§ **TRAVAIL À FAIRE**:
a) D'après le document ci-dessous, quels ports du Japon sont ouverts aux étrangers ?
b) Reproduisez fidèlement le passage du document ci-dessous qui commence par les mots contenant « On se souvient » et se termine par « n’étaient pas insurmontables. ».

§ **DOCUMENT**:
* * * *
Les notions que l’exposition fournit sur la Chine et le Japon resteraient incomplètes, si dans ce moment où l’on prend si fort à cœur le développement du trafic extérieur et où une compagnie française, au capital de 60 millions, s’organise pour développer entre l’extrême Orient et la France le double courant d’exportation et d’importation, on n’y ajoutait quelques remarques sur la situation de notre commerce dans ces contrées. Au Japon, tout est encore à faire. Quelques Français se sont établis sur notre concession de Yokohama, en plus grand nombre peut-être, toute proportion gardée, que sur les concessions analogues obtenues en Chine, à Shanghaï, à Canton et ailleurs : certaines maisons anglaises et américaines y ont installé leurs représentans ; mais bien que le commerce de Yokohama ait déjà acquis une certaine importance, on peut dire qu’aucune suite de grandes opérations n’est encore entamée avec l’ensemble du Japon. On étudie le pays, dont on connaît à peine les ressources, les besoins, l’organisation. Trois ports seulement s’ouvrent aux étrangers, Yokohama, Nagasaki, Hiogo, ce dernier depuis quelques jours. Tous les trois sont renfermés dans les domaines particuliers du taïcoun ; ceux des daïmios restent encore inaccessibles. La compagnie française trouvera donc un terrain vierge, sur lequel elle peut profiter des enseignemens que la Chine lui fournit.

On se souvient peut-être de l’enthousiasme avec lequel furent accueillis en France les traités de 1858 et 1860. On imputait aux idées arriérées d’un gouvernement despotique les obstacles mis en Chine à l’introduction du commerce étranger, bien que l’exemple des Anglais prouvât que ces obstacles n’étaient pas insurmontables.
* * * *
§ **DONNÉES AFFICHÉES**:
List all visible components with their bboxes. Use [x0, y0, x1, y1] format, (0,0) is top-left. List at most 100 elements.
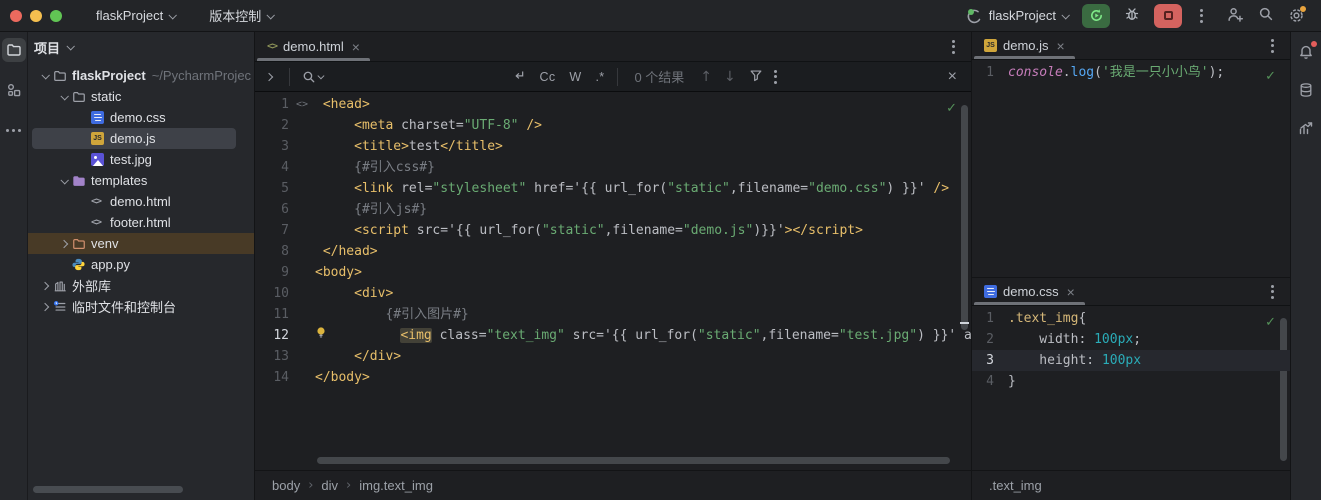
* * * *
§ **RÉPONSES À L'EXERCICE**:
a) Yokohama, Nagasaki et Hiogo.

b)
On se souvient peut-être de l’enthousiasme avec lequel furent accueillis en France les traités de 1858 et 1860. On imputait aux idées arriérées d’un gouvernement despotique les obstacles mis en Chine à l’introduction du commerce étranger, bien que l’exemple des Anglais prouvât que ces obstacles n’étaient pas insurmontables.